(Figure content listings)
.....

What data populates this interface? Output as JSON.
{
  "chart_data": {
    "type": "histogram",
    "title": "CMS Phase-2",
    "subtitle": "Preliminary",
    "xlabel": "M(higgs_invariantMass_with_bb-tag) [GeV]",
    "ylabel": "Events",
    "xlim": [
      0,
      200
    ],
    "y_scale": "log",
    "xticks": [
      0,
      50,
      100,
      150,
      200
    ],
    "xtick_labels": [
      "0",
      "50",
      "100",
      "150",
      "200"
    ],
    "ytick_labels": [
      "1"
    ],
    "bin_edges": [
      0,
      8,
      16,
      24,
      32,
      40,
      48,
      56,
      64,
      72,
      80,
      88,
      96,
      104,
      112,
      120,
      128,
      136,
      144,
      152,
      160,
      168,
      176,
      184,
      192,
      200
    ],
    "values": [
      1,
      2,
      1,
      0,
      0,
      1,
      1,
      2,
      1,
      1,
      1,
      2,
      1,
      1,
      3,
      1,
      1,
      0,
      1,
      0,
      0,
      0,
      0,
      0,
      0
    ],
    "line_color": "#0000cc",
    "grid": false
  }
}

.....

→ **Do this**:
Your task is to repeat the data exactly, with nothing left out.

→ **Reply to the exercise**:
What data populates this interface? Output as JSON.
{
  "chart_data": {
    "type": "histogram",
    "title": "CMS Phase-2",
    "subtitle": "Preliminary",
    "xlabel": "M(higgs_invariantMass_with_bb-tag) [GeV]",
    "ylabel": "Events",
    "xlim": [
      0,
      200
    ],
    "y_scale": "log",
    "xticks": [
      0,
      50,
      100,
      150,
      200
    ],
    "xtick_labels": [
      "0",
      "50",
      "100",
      "150",
      "200"
    ],
    "ytick_labels": [
      "1"
    ],
    "bin_edges": [
      0,
      8,
      16,
      24,
      32,
      40,
      48,
      56,
      64,
      72,
      80,
      88,
      96,
      104,
      112,
      120,
      128,
      136,
      144,
      152,
      160,
      168,
      176,
      184,
      192,
      200
    ],
    "values": [
      1,
      2,
      1,
      0,
      0,
      1,
      1,
      2,
      1,
      1,
      1,
      2,
      1,
      1,
      3,
      1,
      1,
      0,
      1,
      0,
      0,
      0,
      0,
      0,
      0
    ],
    "line_color": "#0000cc",
    "grid": false
  }
}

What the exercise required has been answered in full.